TÂCHE A:
D'après l'extrait cité, combien de temps a duré le séjour en Turquie ?
TÂCHE B:
Transcrivez le passage de l'extrait cité compris entre « Enfin, plus exactement, j’en » et « vieux terroirs français. », bornes incluses.

EXTRAIT CITÉ:

Pour un citoyen non motorisé, tenter une
virée dans le Centre de la France peut rapidement se transformer en équipée
infernale.
Non pas que les résidents de l’Eure-et-Loir
soient plus agressifs que les autres, ou les villes moins attrayantes.
(Quoique.)
C’est que, grâce aux choix de développement
judicieux de la SNCF, on sait quand on en arrive en région Centre, mais on ne
sait pas toujours très bien quand on en repart.
Je reviens d’un séjour de deux semaines en
Turquie, sur la côté égéenne, où, fait remarquable, je n’ai blessé ni insulté
personne. Surtout, j’ai pris conscience de l’efficacité des transports locaux.
Enfin, plus exactement, j’en avais conscience depuis un bon moment, mais j’ai
pris le temps d’analyser le phénomène et de le plaquer sur la réalité de nos
bons vieux terroirs français.

DONNÉES FOURNIES:
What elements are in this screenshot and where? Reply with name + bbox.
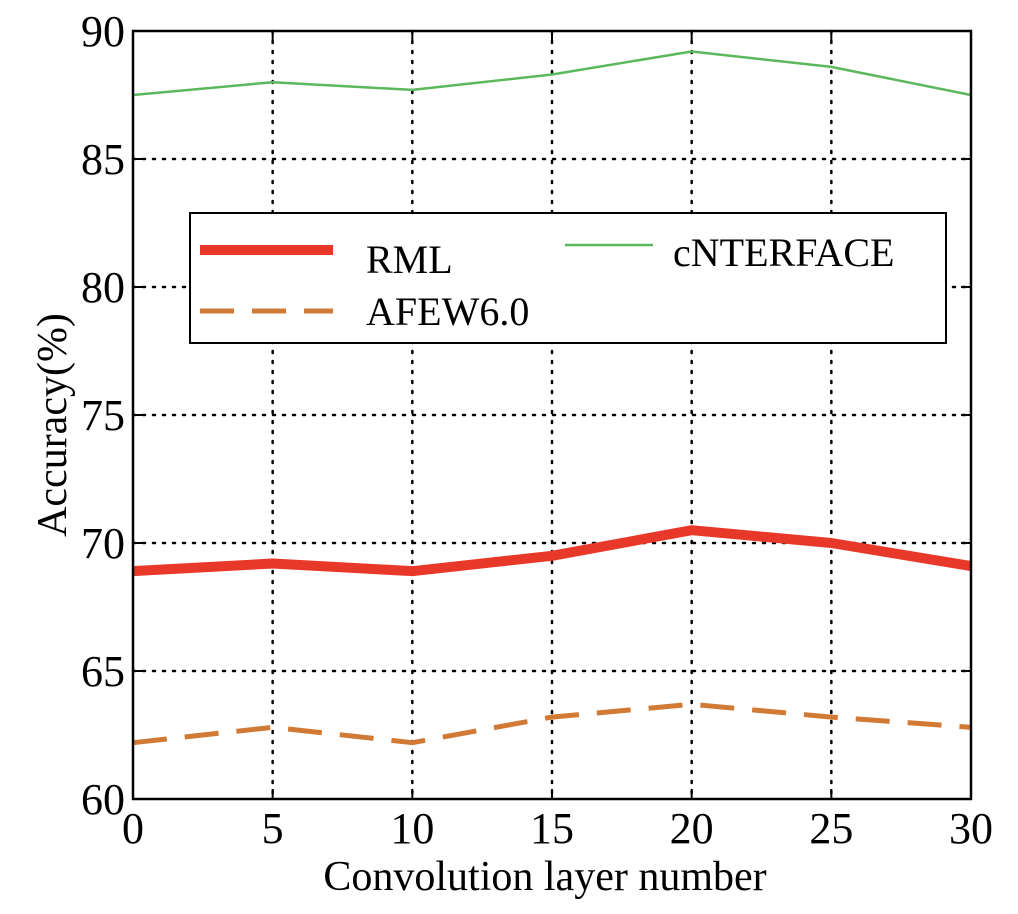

SOLUTION A:
Deux semaines.

SOLUTION B:
Enfin, plus exactement, j’en avais conscience depuis un bon moment, mais j’ai
pris le temps d’analyser le phénomène et de le plaquer sur la réalité de nos
bons vieux terroirs français.